[Figure contents as structured data]
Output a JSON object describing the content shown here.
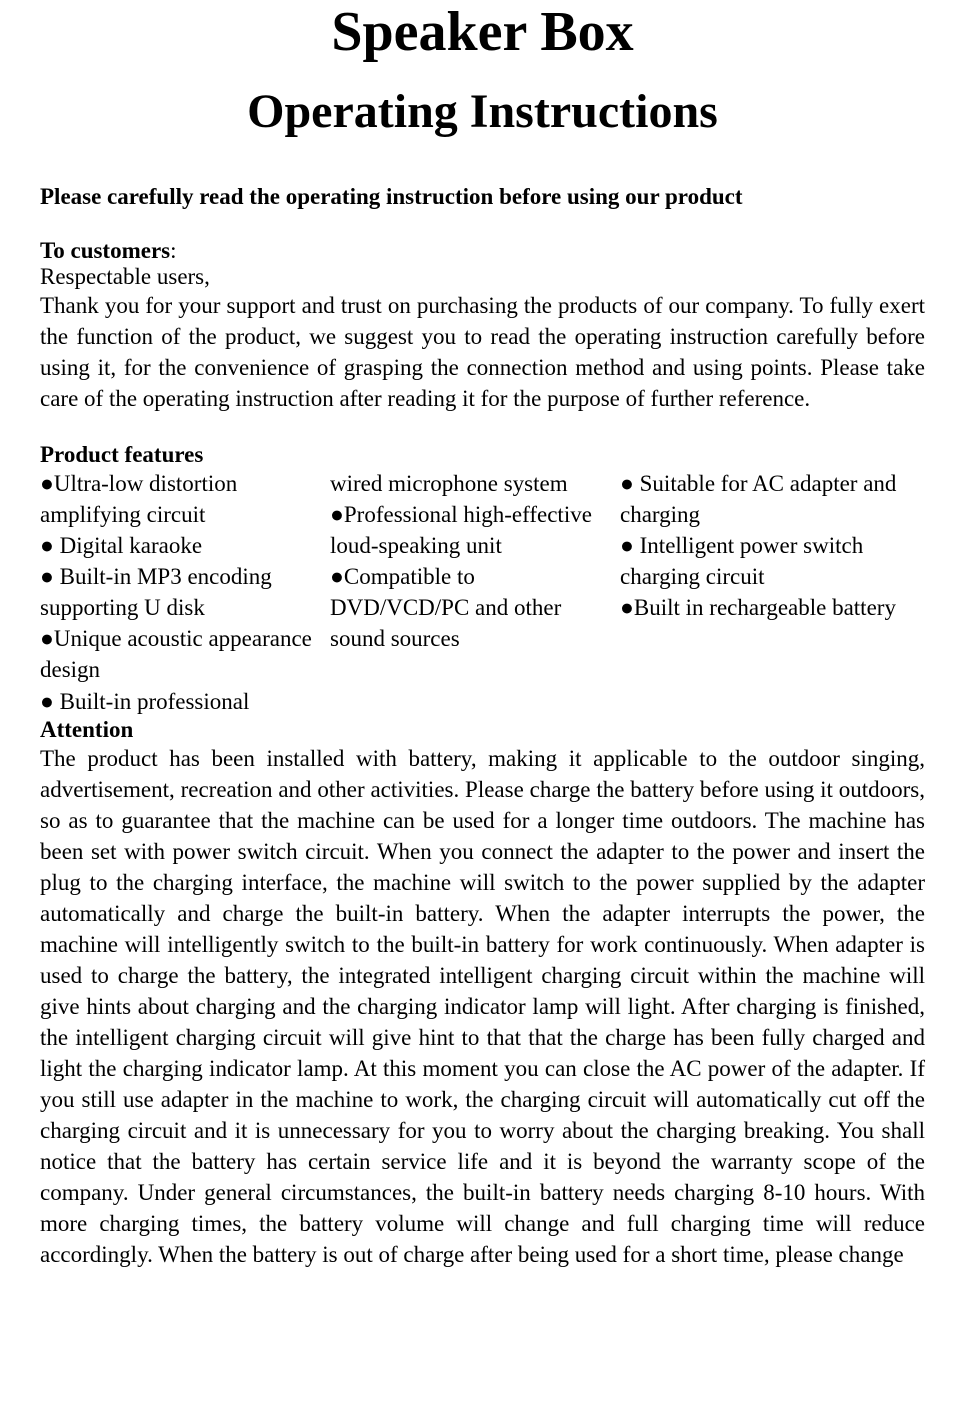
{
  "title1": "Speaker Box",
  "title2": "Operating Instructions",
  "intro": "Please carefully read the operating instruction before using our product",
  "customers": {
    "heading": "To customers",
    "colon": ":",
    "greeting": "Respectable users,",
    "body": "Thank you for your support and trust on purchasing the products of our company. To fully exert the function of the product, we suggest you to read the operating instruction carefully before using it, for the convenience of grasping the connection method and using points. Please take care of the operating instruction after reading it for the purpose of further reference."
  },
  "features": {
    "heading": "Product features",
    "col1": "●Ultra-low distortion amplifying circuit\n● Digital karaoke\n● Built-in MP3 encoding supporting U disk\n●Unique acoustic appearance design\n● Built-in professional",
    "col2": "wired   microphone system\n●Professional high-effective loud-speaking unit\n●Compatible to DVD/VCD/PC and other sound sources",
    "col3": "● Suitable for AC adapter and charging\n● Intelligent power switch charging circuit\n●Built in rechargeable battery"
  },
  "attention": {
    "heading": "Attention",
    "body": "The product has been installed with battery, making it applicable to the outdoor singing, advertisement, recreation and other activities. Please charge the battery before using it outdoors, so as to guarantee that the machine can be used for a longer time outdoors. The machine has been set with power switch circuit. When you connect the adapter to the power and insert the plug to the charging interface, the machine will switch to the power supplied by the adapter automatically and charge the built-in battery. When the adapter interrupts the power, the machine will intelligently switch to the built-in battery for work continuously. When adapter is used to charge the battery, the integrated intelligent charging circuit within the machine will give hints about charging and the charging indicator lamp will light. After charging is finished, the intelligent charging circuit will give hint to that that the charge has been fully charged and light the charging indicator lamp. At this moment you can close the AC power of the adapter. If you still use adapter in the machine to work, the charging circuit will automatically cut off the charging circuit and it is unnecessary for you to worry about the charging breaking. You shall notice that the battery has certain service life and it is beyond the warranty scope of the company. Under general circumstances, the built-in battery needs charging 8-10 hours. With more charging times, the battery volume will change and full charging time will reduce accordingly. When the battery is out of charge after being used for a short time, please change"
  }
}
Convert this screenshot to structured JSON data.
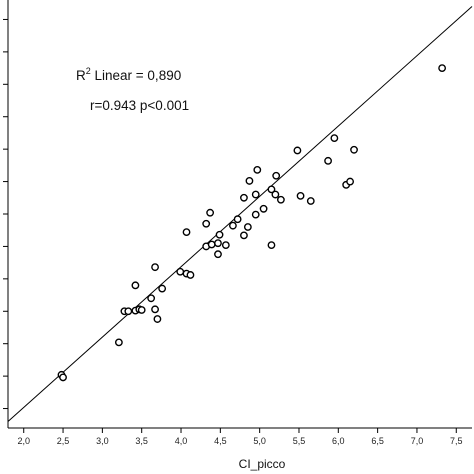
{
  "chart_data": {
    "type": "scatter",
    "title": "",
    "xlabel": "CI_picco",
    "ylabel": "",
    "xlim": [
      1.8,
      7.7
    ],
    "ylim": [
      1.2,
      7.8
    ],
    "x_ticks": [
      2.0,
      2.5,
      3.0,
      3.5,
      4.0,
      4.5,
      5.0,
      5.5,
      6.0,
      6.5,
      7.0,
      7.5
    ],
    "x_tick_labels": [
      "2,0",
      "2,5",
      "3,0",
      "3,5",
      "4,0",
      "4,5",
      "5,0",
      "5,5",
      "6,0",
      "6,5",
      "7,0",
      "7,5"
    ],
    "y_tick_values": [
      1.5,
      2.0,
      2.5,
      3.0,
      3.5,
      4.0,
      4.5,
      5.0,
      5.5,
      6.0,
      6.5,
      7.0,
      7.5
    ],
    "grid": false,
    "legend": "none",
    "fit_line": {
      "x": [
        1.8,
        7.7
      ],
      "y": [
        1.3,
        7.7
      ]
    },
    "annotations": {
      "r2_prefix": "R",
      "r2_sup": "2",
      "r2_text": " Linear = 0,890",
      "stats_text": "r=0.943 p<0.001"
    },
    "points": [
      {
        "x": 2.48,
        "y": 2.02
      },
      {
        "x": 2.5,
        "y": 1.98
      },
      {
        "x": 3.21,
        "y": 2.52
      },
      {
        "x": 3.28,
        "y": 3.0
      },
      {
        "x": 3.33,
        "y": 3.0
      },
      {
        "x": 3.42,
        "y": 3.01
      },
      {
        "x": 3.47,
        "y": 3.03
      },
      {
        "x": 3.42,
        "y": 3.4
      },
      {
        "x": 3.5,
        "y": 3.02
      },
      {
        "x": 3.62,
        "y": 3.2
      },
      {
        "x": 3.67,
        "y": 3.03
      },
      {
        "x": 3.67,
        "y": 3.68
      },
      {
        "x": 3.7,
        "y": 2.88
      },
      {
        "x": 3.76,
        "y": 3.35
      },
      {
        "x": 3.99,
        "y": 3.61
      },
      {
        "x": 4.07,
        "y": 3.58
      },
      {
        "x": 4.12,
        "y": 3.56
      },
      {
        "x": 4.07,
        "y": 4.22
      },
      {
        "x": 4.32,
        "y": 4.0
      },
      {
        "x": 4.32,
        "y": 4.35
      },
      {
        "x": 4.37,
        "y": 4.52
      },
      {
        "x": 4.39,
        "y": 4.03
      },
      {
        "x": 4.47,
        "y": 3.88
      },
      {
        "x": 4.47,
        "y": 4.05
      },
      {
        "x": 4.49,
        "y": 4.18
      },
      {
        "x": 4.57,
        "y": 4.02
      },
      {
        "x": 4.66,
        "y": 4.32
      },
      {
        "x": 4.72,
        "y": 4.42
      },
      {
        "x": 4.8,
        "y": 4.17
      },
      {
        "x": 4.85,
        "y": 4.3
      },
      {
        "x": 4.8,
        "y": 4.75
      },
      {
        "x": 4.87,
        "y": 5.01
      },
      {
        "x": 4.95,
        "y": 4.49
      },
      {
        "x": 4.95,
        "y": 4.8
      },
      {
        "x": 4.97,
        "y": 5.18
      },
      {
        "x": 5.05,
        "y": 4.58
      },
      {
        "x": 5.15,
        "y": 4.88
      },
      {
        "x": 5.15,
        "y": 4.02
      },
      {
        "x": 5.2,
        "y": 4.8
      },
      {
        "x": 5.21,
        "y": 5.09
      },
      {
        "x": 5.27,
        "y": 4.72
      },
      {
        "x": 5.48,
        "y": 5.48
      },
      {
        "x": 5.52,
        "y": 4.78
      },
      {
        "x": 5.65,
        "y": 4.7
      },
      {
        "x": 5.87,
        "y": 5.32
      },
      {
        "x": 5.95,
        "y": 5.67
      },
      {
        "x": 6.1,
        "y": 4.95
      },
      {
        "x": 6.15,
        "y": 5.0
      },
      {
        "x": 6.2,
        "y": 5.49
      },
      {
        "x": 7.32,
        "y": 6.75
      }
    ]
  }
}
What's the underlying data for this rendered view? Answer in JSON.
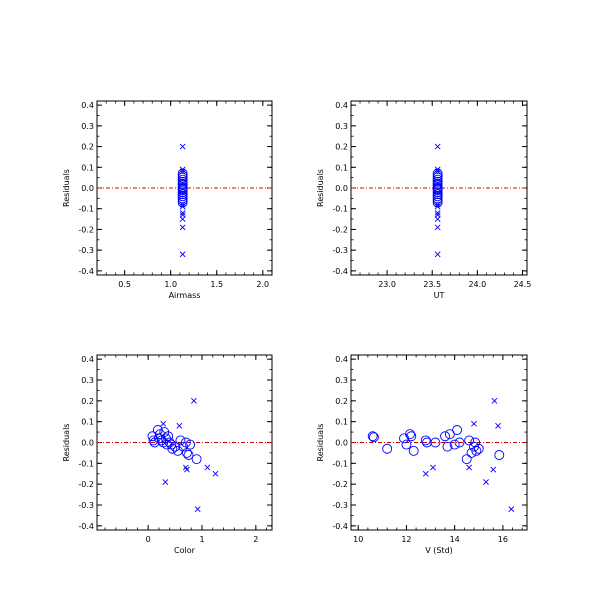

Short task: Report each line in the data that holds the word "read".

Finished task:
  "intro": "Please carefully read the operating instruction before using our product",
    "body": "Thank you for your support and trust on purchasing the products of our company. To fully exert the function of the product, we suggest you to read the operating instruction carefully before using it, for the convenience of grasping the connection method and using points. Please take care of the operating instruction after reading it for the purpose of further reference."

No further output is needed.